Filter this data down to the lines that hold "JSON", and copy them.

Data entries for graphics
* Begin *

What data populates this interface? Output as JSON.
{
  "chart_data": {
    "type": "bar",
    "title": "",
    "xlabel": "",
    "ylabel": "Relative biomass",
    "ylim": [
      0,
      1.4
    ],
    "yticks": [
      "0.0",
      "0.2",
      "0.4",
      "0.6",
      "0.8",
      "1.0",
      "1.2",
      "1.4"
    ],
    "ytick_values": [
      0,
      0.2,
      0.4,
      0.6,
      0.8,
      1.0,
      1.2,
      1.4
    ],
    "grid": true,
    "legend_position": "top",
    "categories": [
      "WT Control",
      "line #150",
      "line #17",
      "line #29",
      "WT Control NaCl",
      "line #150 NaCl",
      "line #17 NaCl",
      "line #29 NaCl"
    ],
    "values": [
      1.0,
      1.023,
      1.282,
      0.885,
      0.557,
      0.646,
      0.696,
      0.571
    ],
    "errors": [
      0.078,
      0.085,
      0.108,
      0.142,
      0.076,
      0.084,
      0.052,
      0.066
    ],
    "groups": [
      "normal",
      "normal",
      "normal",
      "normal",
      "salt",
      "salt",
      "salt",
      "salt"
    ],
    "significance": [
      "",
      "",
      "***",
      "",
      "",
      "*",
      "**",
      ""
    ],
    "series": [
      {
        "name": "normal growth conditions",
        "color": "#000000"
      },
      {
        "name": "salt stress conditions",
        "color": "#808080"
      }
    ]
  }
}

* End *
* Begin *

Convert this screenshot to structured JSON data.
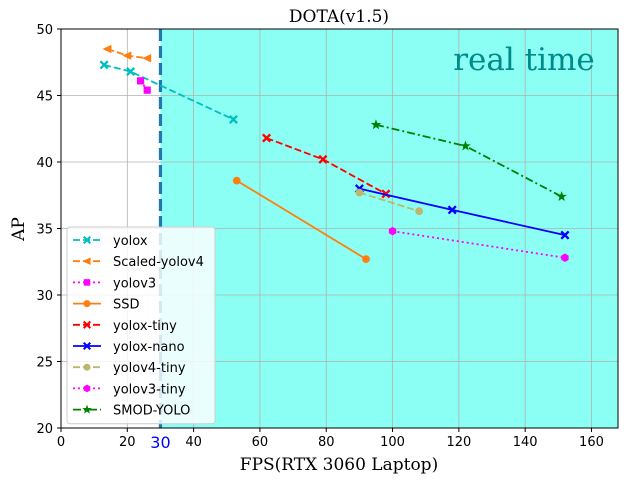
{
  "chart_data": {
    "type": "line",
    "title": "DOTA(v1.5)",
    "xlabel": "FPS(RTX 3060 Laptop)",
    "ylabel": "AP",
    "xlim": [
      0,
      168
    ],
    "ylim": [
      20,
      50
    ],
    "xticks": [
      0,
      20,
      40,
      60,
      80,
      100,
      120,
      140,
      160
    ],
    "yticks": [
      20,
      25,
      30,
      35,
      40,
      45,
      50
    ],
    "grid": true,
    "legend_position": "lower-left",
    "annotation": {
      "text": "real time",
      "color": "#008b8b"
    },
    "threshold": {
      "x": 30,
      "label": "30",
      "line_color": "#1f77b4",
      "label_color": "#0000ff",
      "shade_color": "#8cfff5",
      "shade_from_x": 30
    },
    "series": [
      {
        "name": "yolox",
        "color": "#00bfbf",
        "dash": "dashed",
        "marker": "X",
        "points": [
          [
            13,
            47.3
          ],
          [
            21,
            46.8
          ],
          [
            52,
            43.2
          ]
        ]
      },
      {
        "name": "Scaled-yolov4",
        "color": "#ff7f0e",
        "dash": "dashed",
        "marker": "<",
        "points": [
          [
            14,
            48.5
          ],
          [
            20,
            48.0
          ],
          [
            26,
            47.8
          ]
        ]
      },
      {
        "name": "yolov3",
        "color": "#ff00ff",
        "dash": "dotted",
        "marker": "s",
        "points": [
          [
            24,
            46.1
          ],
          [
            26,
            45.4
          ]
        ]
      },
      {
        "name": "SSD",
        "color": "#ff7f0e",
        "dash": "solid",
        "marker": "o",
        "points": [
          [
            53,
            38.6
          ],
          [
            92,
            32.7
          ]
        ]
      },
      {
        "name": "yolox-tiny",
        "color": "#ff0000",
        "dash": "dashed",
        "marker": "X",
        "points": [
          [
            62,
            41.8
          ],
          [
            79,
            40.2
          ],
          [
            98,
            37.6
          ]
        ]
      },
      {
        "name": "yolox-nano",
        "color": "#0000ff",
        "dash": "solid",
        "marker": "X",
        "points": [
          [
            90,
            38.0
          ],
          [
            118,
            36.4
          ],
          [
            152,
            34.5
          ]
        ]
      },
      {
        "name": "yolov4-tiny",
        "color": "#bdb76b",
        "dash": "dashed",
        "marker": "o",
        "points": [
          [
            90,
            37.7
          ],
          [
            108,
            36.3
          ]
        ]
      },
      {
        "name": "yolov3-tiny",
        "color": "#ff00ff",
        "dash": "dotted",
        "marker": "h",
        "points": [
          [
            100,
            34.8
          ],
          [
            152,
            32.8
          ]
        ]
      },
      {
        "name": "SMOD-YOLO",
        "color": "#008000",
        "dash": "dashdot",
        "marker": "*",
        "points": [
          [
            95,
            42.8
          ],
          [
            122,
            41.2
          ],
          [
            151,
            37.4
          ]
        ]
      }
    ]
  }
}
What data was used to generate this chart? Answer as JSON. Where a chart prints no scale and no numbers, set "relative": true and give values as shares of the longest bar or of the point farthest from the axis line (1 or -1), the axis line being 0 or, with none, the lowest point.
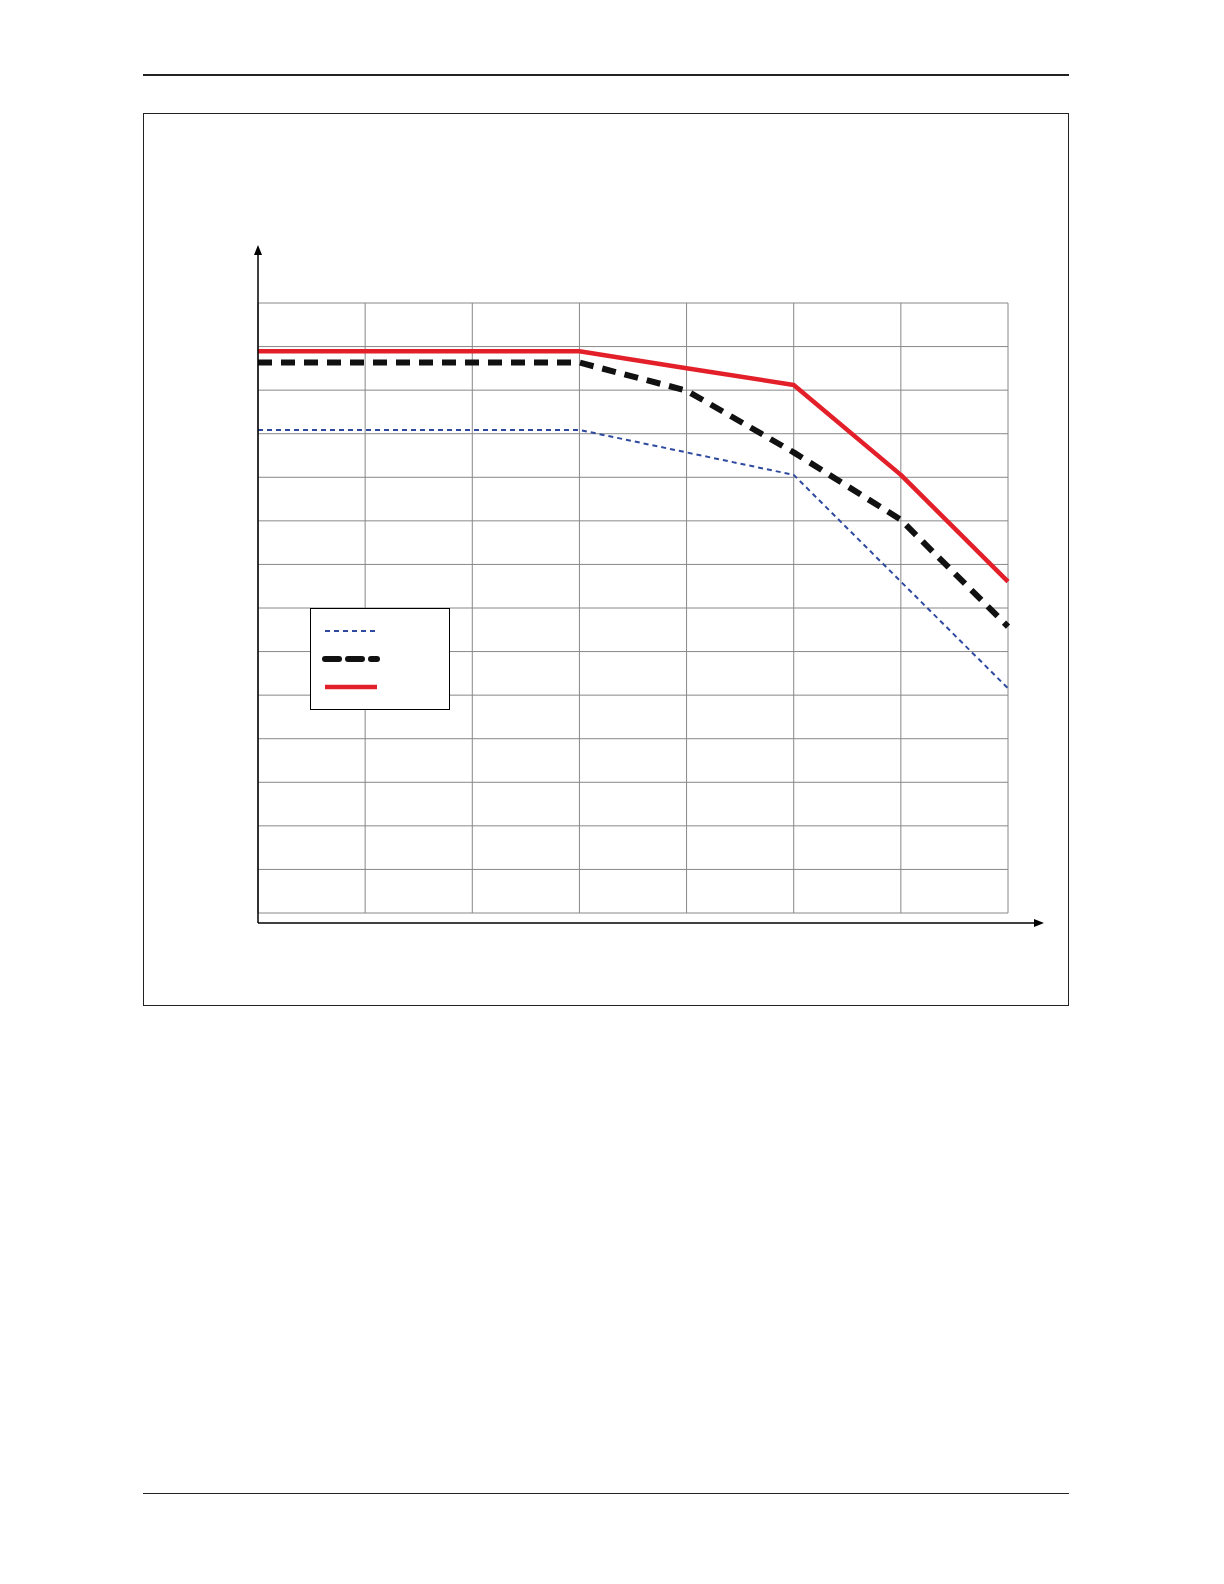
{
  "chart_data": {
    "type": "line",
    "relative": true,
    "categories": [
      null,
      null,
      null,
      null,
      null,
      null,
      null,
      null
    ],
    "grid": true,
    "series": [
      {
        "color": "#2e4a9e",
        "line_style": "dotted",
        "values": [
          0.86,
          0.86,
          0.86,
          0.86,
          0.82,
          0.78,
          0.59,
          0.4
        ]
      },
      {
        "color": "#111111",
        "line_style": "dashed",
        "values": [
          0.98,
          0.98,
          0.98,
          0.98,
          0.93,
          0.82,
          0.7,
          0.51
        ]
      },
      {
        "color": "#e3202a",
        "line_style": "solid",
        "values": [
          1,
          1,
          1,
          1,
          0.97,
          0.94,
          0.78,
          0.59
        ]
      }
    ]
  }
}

* End *

# [Response below]
What data populates this interface? Output as JSON.
Convert this screenshot to structured JSON data.
What data was used to generate this chart? Answer as JSON. Where a chart prints no scale and no numbers, set "relative": true and give values as shares of the longest bar or of the point farthest from the axis line (1 or -1), the axis line being 0 or, with none, the lowest point.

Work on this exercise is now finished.